Task objective:
Check each line for the string "Post". Give only the count of lines that have it.

Working data:

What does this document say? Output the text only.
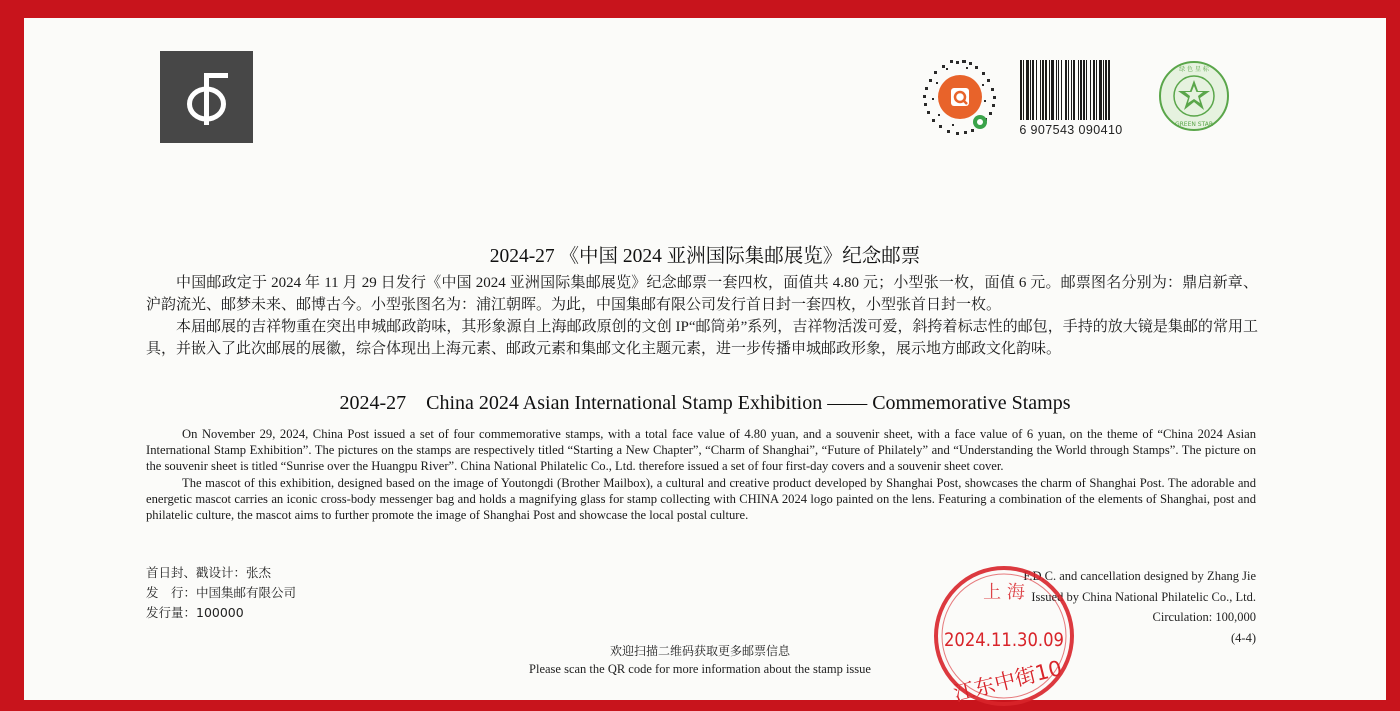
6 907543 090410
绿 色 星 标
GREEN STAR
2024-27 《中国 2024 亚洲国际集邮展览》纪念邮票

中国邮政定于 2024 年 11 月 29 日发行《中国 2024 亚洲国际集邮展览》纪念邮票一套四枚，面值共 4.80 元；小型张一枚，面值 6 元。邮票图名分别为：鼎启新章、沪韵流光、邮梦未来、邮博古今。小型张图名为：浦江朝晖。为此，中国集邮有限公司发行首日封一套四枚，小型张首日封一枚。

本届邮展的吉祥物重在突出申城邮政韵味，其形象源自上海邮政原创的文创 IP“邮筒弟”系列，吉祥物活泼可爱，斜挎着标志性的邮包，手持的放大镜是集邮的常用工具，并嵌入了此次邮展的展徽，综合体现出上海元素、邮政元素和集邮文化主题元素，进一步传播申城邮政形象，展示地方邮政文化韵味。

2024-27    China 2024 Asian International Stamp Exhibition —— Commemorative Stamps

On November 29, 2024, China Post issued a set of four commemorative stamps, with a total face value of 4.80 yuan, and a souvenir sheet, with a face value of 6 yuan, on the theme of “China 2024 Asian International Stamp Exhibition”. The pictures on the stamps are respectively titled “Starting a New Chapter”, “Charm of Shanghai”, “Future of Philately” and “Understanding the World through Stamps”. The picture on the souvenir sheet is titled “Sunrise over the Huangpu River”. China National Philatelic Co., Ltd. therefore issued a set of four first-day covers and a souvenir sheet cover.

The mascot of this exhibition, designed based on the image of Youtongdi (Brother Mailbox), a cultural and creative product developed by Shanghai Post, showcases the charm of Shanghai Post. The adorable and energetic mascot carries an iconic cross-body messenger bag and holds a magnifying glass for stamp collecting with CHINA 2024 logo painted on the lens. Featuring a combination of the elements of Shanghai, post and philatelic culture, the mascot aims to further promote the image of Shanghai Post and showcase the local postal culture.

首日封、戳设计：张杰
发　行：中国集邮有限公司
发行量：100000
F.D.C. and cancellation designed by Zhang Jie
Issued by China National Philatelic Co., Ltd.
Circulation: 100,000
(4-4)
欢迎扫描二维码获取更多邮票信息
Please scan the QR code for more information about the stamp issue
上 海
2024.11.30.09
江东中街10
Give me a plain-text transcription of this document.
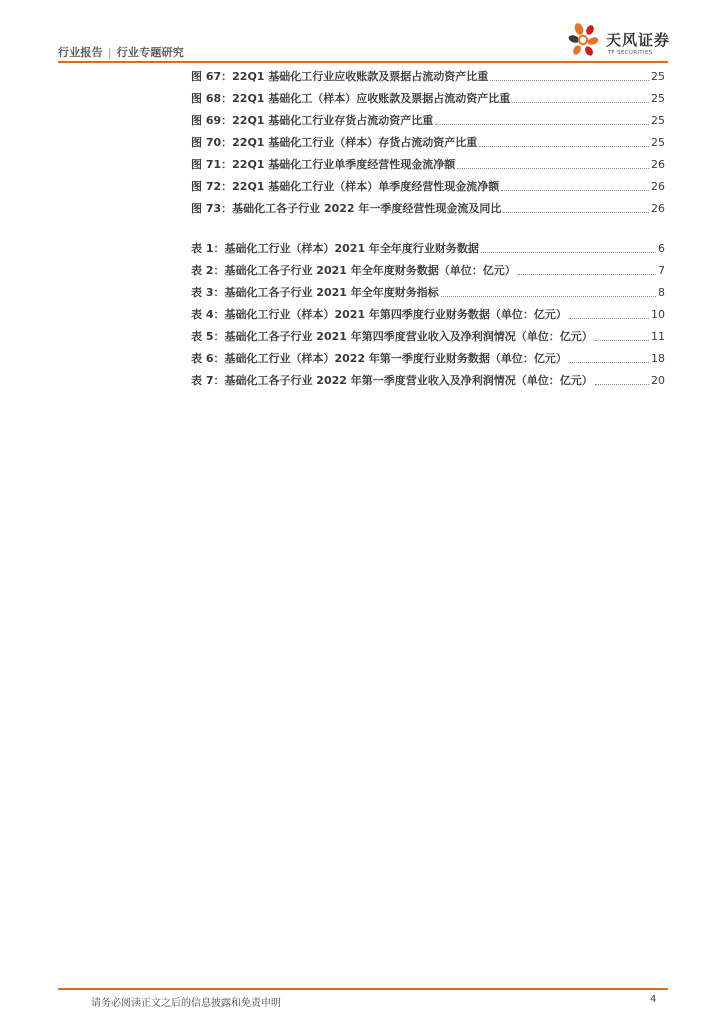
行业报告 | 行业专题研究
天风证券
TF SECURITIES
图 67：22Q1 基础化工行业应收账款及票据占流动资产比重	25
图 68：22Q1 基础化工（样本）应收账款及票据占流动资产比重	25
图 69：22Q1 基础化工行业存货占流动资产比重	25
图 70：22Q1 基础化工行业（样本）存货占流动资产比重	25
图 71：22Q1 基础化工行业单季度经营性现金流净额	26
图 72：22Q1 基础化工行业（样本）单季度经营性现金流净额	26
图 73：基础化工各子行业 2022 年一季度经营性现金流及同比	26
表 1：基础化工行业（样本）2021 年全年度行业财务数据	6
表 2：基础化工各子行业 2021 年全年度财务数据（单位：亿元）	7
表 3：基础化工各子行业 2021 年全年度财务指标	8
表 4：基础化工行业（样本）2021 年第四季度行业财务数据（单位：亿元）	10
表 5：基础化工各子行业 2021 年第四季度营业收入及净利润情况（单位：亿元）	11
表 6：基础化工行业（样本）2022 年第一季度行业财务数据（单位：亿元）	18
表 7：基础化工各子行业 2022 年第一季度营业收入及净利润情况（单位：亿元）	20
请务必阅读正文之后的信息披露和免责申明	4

Response below:
2